## [Exercise aim]
Extract each line where the string "edrych" shows up.

## [Data supplied]

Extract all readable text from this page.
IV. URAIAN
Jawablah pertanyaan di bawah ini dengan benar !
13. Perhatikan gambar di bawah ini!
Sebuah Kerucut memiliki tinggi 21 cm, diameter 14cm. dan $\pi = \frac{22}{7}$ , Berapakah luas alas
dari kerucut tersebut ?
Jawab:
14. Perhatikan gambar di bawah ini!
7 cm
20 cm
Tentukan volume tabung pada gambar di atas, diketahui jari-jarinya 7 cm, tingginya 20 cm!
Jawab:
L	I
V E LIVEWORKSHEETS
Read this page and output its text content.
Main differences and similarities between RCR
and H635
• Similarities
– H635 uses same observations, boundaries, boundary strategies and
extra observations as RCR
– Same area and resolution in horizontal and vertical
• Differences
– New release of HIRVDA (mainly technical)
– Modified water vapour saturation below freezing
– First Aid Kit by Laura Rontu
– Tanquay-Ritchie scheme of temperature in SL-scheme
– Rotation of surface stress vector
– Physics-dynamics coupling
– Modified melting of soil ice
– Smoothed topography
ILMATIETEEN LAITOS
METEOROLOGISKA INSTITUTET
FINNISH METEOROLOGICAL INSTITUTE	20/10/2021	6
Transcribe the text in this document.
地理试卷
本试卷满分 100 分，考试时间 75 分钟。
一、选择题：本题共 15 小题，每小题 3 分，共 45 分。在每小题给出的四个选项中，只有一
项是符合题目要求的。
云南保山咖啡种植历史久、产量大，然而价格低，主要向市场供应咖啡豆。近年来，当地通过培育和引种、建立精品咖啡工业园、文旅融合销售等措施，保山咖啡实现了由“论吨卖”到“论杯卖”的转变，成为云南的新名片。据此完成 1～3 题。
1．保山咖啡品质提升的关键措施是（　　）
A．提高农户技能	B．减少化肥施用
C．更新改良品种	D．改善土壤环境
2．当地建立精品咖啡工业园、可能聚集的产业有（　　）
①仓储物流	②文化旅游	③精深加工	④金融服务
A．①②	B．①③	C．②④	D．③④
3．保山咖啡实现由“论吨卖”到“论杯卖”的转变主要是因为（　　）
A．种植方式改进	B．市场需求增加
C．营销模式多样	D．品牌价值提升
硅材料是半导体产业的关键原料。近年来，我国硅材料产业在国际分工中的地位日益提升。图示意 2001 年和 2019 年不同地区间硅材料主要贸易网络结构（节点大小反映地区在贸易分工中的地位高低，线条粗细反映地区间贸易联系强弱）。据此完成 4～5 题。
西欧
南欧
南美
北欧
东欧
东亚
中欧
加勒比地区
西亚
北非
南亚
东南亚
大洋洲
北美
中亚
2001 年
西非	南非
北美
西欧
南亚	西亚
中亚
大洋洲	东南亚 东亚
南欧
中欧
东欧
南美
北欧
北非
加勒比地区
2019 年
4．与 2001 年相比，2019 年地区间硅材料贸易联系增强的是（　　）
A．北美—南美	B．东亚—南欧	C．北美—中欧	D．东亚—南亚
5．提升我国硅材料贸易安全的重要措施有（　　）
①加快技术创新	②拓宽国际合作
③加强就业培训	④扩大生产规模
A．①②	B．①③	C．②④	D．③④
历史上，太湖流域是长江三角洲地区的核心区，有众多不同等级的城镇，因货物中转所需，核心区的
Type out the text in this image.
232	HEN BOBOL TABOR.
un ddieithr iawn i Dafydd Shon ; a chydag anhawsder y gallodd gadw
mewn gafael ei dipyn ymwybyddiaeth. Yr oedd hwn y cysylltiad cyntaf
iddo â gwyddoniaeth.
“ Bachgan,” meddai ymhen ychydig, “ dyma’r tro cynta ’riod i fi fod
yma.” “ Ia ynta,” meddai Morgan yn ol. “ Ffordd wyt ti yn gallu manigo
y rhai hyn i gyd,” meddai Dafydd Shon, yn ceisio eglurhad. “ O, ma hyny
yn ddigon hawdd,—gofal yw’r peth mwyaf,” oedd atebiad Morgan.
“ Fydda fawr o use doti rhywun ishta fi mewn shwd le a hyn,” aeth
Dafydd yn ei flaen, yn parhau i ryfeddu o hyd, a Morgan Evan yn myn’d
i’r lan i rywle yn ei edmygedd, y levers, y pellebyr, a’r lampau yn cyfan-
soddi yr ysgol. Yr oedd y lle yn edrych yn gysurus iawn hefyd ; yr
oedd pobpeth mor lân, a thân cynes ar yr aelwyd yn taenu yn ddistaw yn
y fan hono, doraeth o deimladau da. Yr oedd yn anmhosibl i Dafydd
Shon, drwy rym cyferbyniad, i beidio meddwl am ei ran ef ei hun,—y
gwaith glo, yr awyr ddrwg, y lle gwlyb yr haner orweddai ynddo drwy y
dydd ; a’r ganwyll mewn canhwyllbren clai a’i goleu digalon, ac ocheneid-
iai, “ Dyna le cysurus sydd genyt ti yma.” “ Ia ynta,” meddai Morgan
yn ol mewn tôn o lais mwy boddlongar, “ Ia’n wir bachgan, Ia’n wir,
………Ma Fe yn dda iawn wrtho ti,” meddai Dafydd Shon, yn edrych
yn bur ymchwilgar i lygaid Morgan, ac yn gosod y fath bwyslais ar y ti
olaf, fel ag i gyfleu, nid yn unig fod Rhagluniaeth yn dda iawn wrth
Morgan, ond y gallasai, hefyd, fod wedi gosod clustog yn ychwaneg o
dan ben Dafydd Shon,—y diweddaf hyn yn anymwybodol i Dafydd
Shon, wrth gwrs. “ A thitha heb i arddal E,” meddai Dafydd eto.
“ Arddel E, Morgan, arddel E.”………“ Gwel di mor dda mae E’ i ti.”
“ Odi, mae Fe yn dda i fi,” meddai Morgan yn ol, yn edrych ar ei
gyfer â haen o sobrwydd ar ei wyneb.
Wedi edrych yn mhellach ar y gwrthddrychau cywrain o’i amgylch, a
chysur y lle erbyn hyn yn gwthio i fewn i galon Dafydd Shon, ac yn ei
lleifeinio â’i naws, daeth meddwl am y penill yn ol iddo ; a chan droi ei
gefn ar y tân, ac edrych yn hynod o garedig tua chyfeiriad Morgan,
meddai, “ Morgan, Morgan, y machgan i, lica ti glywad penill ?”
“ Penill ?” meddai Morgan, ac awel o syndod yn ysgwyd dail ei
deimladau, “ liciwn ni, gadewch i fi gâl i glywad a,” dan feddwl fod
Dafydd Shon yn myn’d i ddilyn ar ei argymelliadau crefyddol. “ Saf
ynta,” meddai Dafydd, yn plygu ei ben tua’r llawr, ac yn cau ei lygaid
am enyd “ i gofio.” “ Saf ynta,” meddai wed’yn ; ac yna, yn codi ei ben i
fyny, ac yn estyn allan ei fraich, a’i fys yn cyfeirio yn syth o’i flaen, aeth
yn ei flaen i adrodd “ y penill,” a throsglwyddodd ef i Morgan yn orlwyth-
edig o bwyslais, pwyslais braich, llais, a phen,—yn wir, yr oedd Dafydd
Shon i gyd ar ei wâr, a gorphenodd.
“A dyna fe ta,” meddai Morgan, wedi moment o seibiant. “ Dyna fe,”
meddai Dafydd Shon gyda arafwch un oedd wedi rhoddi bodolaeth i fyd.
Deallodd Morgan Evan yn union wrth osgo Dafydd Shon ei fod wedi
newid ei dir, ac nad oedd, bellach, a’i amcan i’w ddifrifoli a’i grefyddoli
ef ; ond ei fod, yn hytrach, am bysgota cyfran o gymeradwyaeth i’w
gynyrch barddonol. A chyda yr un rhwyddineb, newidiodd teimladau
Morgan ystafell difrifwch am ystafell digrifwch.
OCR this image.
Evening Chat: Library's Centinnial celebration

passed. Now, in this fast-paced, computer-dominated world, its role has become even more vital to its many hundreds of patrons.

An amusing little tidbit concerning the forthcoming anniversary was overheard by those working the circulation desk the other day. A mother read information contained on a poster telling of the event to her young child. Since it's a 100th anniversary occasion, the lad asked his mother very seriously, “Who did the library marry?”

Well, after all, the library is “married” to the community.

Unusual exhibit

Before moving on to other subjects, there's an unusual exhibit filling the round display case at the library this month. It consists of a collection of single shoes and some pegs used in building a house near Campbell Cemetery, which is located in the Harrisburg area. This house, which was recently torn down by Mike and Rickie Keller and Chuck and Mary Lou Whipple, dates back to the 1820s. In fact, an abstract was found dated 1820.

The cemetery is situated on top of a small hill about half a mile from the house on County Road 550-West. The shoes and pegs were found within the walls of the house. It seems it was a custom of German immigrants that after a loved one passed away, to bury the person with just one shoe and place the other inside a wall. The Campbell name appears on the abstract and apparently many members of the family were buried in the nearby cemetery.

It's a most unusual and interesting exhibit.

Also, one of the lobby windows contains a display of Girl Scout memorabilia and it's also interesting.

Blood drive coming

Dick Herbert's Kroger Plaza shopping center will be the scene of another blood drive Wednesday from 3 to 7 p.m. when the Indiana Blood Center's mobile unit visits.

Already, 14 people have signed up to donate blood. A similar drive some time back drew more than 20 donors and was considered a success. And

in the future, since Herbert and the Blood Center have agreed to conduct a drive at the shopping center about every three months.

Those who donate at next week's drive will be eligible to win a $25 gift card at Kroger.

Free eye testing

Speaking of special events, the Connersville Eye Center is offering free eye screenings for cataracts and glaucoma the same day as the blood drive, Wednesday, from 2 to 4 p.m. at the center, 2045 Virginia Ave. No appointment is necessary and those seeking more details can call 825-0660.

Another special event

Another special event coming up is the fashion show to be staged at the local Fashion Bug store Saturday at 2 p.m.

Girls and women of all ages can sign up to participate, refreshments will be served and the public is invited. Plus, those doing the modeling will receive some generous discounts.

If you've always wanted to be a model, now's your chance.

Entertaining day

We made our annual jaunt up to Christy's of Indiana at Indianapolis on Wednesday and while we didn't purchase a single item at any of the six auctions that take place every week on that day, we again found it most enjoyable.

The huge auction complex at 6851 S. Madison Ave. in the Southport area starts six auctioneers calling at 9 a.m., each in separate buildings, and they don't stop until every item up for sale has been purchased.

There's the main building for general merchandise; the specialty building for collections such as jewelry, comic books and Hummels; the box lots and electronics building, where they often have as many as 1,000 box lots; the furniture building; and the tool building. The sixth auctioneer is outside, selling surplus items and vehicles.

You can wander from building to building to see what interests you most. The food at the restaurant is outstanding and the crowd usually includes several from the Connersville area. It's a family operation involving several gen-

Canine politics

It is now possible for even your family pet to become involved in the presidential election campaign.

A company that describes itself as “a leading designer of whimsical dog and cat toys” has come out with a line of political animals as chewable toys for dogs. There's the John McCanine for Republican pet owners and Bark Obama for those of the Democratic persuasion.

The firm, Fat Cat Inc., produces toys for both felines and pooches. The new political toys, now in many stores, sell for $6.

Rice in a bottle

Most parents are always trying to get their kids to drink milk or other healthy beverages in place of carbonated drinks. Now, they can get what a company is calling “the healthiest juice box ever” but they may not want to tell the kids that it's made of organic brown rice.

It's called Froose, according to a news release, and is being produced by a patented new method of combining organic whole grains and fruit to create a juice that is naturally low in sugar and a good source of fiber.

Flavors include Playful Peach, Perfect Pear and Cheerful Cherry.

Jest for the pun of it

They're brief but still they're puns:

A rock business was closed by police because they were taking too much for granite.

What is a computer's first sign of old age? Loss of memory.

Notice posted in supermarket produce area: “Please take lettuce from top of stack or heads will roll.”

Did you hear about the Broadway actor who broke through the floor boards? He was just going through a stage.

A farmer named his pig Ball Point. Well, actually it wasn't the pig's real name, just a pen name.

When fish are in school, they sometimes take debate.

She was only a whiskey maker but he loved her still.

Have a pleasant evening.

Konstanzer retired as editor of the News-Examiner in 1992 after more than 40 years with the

## [Response below]
soddi yr ysgol. Yr oedd y lle yn edrych yn gysurus iawn hefyd ; yr
………Ma Fe yn dda iawn wrtho ti,” meddai Dafydd Shon, yn edrych
“ Odi, mae Fe yn dda i fi,” meddai Morgan yn ol, yn edrych ar ei
Wedi edrych yn mhellach ar y gwrthddrychau cywrain o’i amgylch, a
gefn ar y tân, ac edrych yn hynod o garedig tua chyfeiriad Morgan,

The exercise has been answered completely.